Work to do —
In the listing below, locate the lines bearing the word "title". Copy every one of them.

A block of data
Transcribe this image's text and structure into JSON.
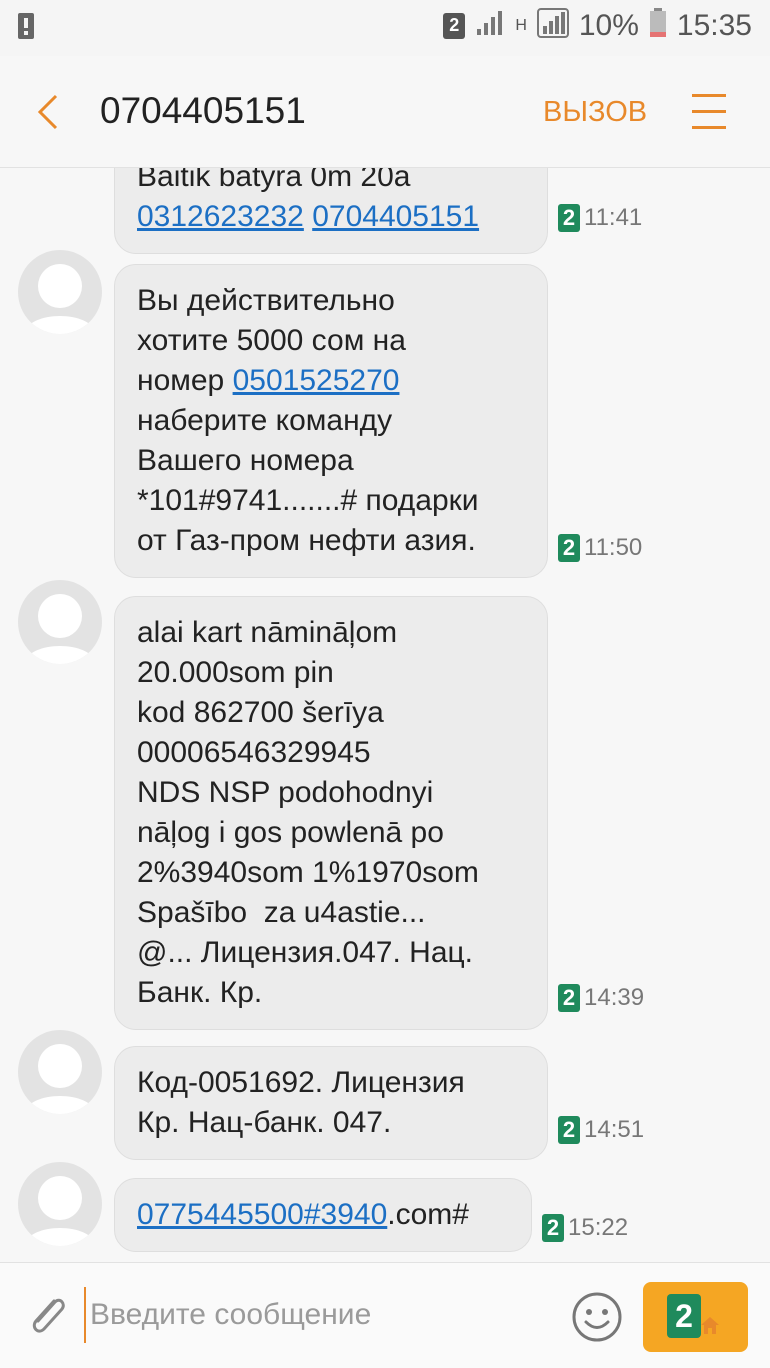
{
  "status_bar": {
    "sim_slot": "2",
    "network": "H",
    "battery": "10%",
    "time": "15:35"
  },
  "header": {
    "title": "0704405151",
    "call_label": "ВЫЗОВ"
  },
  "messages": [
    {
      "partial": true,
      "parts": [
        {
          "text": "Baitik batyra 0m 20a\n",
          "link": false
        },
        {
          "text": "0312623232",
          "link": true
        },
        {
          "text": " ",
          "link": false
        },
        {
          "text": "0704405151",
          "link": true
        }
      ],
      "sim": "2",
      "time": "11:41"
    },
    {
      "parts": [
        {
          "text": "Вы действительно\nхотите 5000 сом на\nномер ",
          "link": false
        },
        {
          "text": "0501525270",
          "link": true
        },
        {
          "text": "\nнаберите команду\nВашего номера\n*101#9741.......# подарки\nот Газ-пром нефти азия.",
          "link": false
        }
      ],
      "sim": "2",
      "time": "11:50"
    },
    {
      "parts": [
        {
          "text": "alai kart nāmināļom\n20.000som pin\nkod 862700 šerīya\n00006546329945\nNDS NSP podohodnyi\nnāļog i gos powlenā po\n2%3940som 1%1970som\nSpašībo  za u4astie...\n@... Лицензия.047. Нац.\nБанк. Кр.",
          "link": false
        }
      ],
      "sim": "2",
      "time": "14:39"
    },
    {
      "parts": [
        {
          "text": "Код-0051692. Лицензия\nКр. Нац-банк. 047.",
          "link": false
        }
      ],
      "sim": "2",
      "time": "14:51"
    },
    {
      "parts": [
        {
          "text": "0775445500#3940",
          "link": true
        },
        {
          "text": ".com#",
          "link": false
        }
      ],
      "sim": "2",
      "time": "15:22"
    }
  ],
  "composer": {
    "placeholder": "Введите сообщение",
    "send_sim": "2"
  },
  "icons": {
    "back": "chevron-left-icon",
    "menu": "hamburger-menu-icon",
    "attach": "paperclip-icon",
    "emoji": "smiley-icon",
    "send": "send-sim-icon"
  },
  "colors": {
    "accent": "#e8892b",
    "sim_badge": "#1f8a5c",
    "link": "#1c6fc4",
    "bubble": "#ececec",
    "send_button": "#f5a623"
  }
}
...
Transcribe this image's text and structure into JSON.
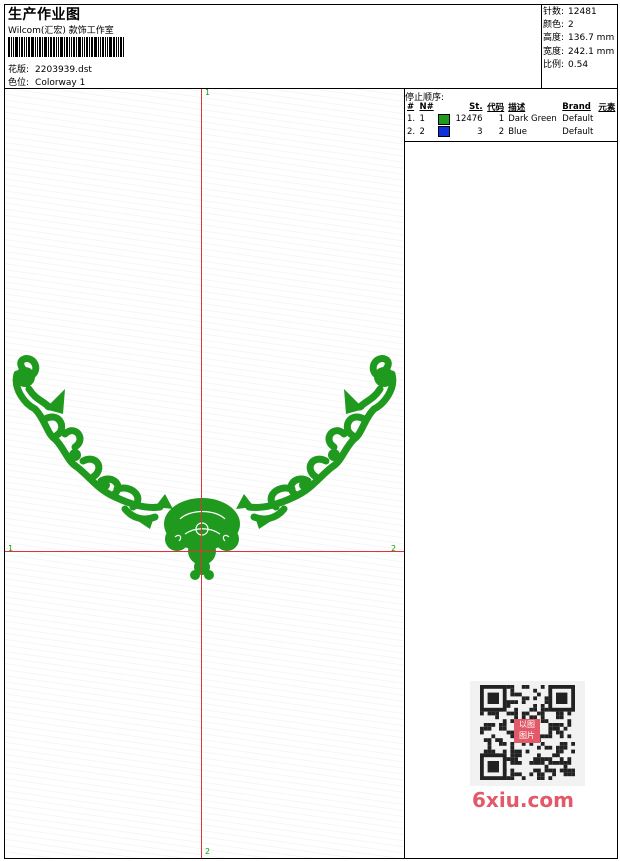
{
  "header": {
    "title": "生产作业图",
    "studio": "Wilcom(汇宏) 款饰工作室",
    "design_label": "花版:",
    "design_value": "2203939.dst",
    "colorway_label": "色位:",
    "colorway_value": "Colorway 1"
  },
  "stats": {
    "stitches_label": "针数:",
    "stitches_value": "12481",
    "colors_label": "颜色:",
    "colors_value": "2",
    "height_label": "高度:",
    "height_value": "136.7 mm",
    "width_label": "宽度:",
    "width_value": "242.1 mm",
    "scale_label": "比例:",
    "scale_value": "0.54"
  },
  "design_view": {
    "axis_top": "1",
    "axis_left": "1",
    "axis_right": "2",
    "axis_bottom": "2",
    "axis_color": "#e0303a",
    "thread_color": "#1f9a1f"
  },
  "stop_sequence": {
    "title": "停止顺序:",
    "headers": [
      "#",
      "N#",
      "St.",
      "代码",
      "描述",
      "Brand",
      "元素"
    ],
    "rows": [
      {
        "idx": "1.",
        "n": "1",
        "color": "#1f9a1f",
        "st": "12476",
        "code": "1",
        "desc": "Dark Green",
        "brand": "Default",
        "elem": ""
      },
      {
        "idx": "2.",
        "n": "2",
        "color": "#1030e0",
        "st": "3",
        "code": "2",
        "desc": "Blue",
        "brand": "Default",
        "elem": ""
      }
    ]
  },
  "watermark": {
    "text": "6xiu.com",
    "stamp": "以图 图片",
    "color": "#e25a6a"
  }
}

Answer to this task —
    "title": "0704405151",
    "title": "生产作业图",
    "title": "停止顺序:",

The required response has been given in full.